**PROBLEM REQUIREMENTS**
Every entry must be echoed exactly.
— START OF DATA PROVIDED —
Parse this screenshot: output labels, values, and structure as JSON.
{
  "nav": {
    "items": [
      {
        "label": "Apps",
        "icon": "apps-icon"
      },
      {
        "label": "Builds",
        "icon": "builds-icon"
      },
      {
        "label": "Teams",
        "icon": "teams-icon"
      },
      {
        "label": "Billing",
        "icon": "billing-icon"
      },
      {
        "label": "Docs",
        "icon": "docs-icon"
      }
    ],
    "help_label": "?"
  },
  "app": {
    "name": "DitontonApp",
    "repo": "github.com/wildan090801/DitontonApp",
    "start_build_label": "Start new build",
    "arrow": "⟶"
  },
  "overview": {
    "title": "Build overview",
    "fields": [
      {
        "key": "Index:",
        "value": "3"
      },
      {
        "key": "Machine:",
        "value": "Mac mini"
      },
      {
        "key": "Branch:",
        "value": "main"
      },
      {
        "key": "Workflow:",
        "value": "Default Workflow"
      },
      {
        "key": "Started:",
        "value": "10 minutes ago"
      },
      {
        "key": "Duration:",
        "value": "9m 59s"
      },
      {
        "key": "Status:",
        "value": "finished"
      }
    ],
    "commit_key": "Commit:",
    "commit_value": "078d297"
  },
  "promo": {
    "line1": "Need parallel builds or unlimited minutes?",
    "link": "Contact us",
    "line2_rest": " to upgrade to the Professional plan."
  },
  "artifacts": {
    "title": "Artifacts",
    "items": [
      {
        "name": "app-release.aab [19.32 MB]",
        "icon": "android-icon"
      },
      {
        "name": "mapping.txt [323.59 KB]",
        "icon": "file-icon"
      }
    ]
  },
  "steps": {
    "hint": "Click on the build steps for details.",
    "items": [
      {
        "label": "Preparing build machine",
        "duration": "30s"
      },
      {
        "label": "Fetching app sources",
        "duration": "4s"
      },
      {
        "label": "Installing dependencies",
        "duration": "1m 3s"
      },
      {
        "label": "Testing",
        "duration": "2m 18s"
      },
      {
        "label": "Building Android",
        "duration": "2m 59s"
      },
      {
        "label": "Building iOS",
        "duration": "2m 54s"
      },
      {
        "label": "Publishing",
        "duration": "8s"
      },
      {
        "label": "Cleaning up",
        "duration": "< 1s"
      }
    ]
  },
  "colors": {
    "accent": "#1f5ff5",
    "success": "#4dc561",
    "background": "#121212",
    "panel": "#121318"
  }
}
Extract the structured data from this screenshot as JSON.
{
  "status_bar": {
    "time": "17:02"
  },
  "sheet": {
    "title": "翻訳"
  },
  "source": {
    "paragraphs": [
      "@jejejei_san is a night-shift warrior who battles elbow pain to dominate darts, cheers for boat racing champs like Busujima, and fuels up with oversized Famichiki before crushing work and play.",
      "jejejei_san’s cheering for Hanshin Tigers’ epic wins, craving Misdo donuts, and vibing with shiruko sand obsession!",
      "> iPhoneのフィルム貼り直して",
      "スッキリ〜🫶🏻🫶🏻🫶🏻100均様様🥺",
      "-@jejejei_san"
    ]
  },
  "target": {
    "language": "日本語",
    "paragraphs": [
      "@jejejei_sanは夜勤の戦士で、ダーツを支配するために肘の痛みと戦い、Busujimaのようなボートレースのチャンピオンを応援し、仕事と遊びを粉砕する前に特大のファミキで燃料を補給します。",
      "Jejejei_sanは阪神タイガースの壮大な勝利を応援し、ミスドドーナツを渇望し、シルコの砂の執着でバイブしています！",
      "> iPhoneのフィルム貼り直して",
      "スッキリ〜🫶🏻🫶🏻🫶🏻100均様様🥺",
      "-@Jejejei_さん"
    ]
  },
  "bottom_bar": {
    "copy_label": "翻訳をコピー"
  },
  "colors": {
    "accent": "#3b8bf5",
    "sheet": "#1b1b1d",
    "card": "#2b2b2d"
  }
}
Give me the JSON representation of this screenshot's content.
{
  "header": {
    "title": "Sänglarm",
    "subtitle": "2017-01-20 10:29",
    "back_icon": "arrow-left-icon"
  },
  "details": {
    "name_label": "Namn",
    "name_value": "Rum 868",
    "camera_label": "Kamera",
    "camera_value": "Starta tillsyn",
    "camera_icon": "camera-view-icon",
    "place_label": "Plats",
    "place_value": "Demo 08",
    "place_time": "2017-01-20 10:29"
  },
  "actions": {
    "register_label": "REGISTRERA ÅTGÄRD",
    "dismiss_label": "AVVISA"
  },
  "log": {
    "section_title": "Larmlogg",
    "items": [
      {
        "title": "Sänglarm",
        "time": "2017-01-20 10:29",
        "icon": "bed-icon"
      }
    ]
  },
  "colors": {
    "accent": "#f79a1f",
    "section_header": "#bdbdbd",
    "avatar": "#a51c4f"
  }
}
— END OF DATA PROVIDED —
**THE ANSWER**
Parse this screenshot: output labels, values, and structure as JSON.
{
  "nav": {
    "items": [
      {
        "label": "Apps",
        "icon": "apps-icon"
      },
      {
        "label": "Builds",
        "icon": "builds-icon"
      },
      {
        "label": "Teams",
        "icon": "teams-icon"
      },
      {
        "label": "Billing",
        "icon": "billing-icon"
      },
      {
        "label": "Docs",
        "icon": "docs-icon"
      }
    ],
    "help_label": "?"
  },
  "app": {
    "name": "DitontonApp",
    "repo": "github.com/wildan090801/DitontonApp",
    "start_build_label": "Start new build",
    "arrow": "⟶"
  },
  "overview": {
    "title": "Build overview",
    "fields": [
      {
        "key": "Index:",
        "value": "3"
      },
      {
        "key": "Machine:",
        "value": "Mac mini"
      },
      {
        "key": "Branch:",
        "value": "main"
      },
      {
        "key": "Workflow:",
        "value": "Default Workflow"
      },
      {
        "key": "Started:",
        "value": "10 minutes ago"
      },
      {
        "key": "Duration:",
        "value": "9m 59s"
      },
      {
        "key": "Status:",
        "value": "finished"
      }
    ],
    "commit_key": "Commit:",
    "commit_value": "078d297"
  },
  "promo": {
    "line1": "Need parallel builds or unlimited minutes?",
    "link": "Contact us",
    "line2_rest": " to upgrade to the Professional plan."
  },
  "artifacts": {
    "title": "Artifacts",
    "items": [
      {
        "name": "app-release.aab [19.32 MB]",
        "icon": "android-icon"
      },
      {
        "name": "mapping.txt [323.59 KB]",
        "icon": "file-icon"
      }
    ]
  },
  "steps": {
    "hint": "Click on the build steps for details.",
    "items": [
      {
        "label": "Preparing build machine",
        "duration": "30s"
      },
      {
        "label": "Fetching app sources",
        "duration": "4s"
      },
      {
        "label": "Installing dependencies",
        "duration": "1m 3s"
      },
      {
        "label": "Testing",
        "duration": "2m 18s"
      },
      {
        "label": "Building Android",
        "duration": "2m 59s"
      },
      {
        "label": "Building iOS",
        "duration": "2m 54s"
      },
      {
        "label": "Publishing",
        "duration": "8s"
      },
      {
        "label": "Cleaning up",
        "duration": "< 1s"
      }
    ]
  },
  "colors": {
    "accent": "#1f5ff5",
    "success": "#4dc561",
    "background": "#121212",
    "panel": "#121318"
  }
}
Extract the structured data from this screenshot as JSON.
{
  "status_bar": {
    "time": "17:02"
  },
  "sheet": {
    "title": "翻訳"
  },
  "source": {
    "paragraphs": [
      "@jejejei_san is a night-shift warrior who battles elbow pain to dominate darts, cheers for boat racing champs like Busujima, and fuels up with oversized Famichiki before crushing work and play.",
      "jejejei_san’s cheering for Hanshin Tigers’ epic wins, craving Misdo donuts, and vibing with shiruko sand obsession!",
      "> iPhoneのフィルム貼り直して",
      "スッキリ〜🫶🏻🫶🏻🫶🏻100均様様🥺",
      "-@jejejei_san"
    ]
  },
  "target": {
    "language": "日本語",
    "paragraphs": [
      "@jejejei_sanは夜勤の戦士で、ダーツを支配するために肘の痛みと戦い、Busujimaのようなボートレースのチャンピオンを応援し、仕事と遊びを粉砕する前に特大のファミキで燃料を補給します。",
      "Jejejei_sanは阪神タイガースの壮大な勝利を応援し、ミスドドーナツを渇望し、シルコの砂の執着でバイブしています！",
      "> iPhoneのフィルム貼り直して",
      "スッキリ〜🫶🏻🫶🏻🫶🏻100均様様🥺",
      "-@Jejejei_さん"
    ]
  },
  "bottom_bar": {
    "copy_label": "翻訳をコピー"
  },
  "colors": {
    "accent": "#3b8bf5",
    "sheet": "#1b1b1d",
    "card": "#2b2b2d"
  }
}
Give me the JSON representation of this screenshot's content.
{
  "header": {
    "title": "Sänglarm",
    "subtitle": "2017-01-20 10:29",
    "back_icon": "arrow-left-icon"
  },
  "details": {
    "name_label": "Namn",
    "name_value": "Rum 868",
    "camera_label": "Kamera",
    "camera_value": "Starta tillsyn",
    "camera_icon": "camera-view-icon",
    "place_label": "Plats",
    "place_value": "Demo 08",
    "place_time": "2017-01-20 10:29"
  },
  "actions": {
    "register_label": "REGISTRERA ÅTGÄRD",
    "dismiss_label": "AVVISA"
  },
  "log": {
    "section_title": "Larmlogg",
    "items": [
      {
        "title": "Sänglarm",
        "time": "2017-01-20 10:29",
        "icon": "bed-icon"
      }
    ]
  },
  "colors": {
    "accent": "#f79a1f",
    "section_header": "#bdbdbd",
    "avatar": "#a51c4f"
  }
}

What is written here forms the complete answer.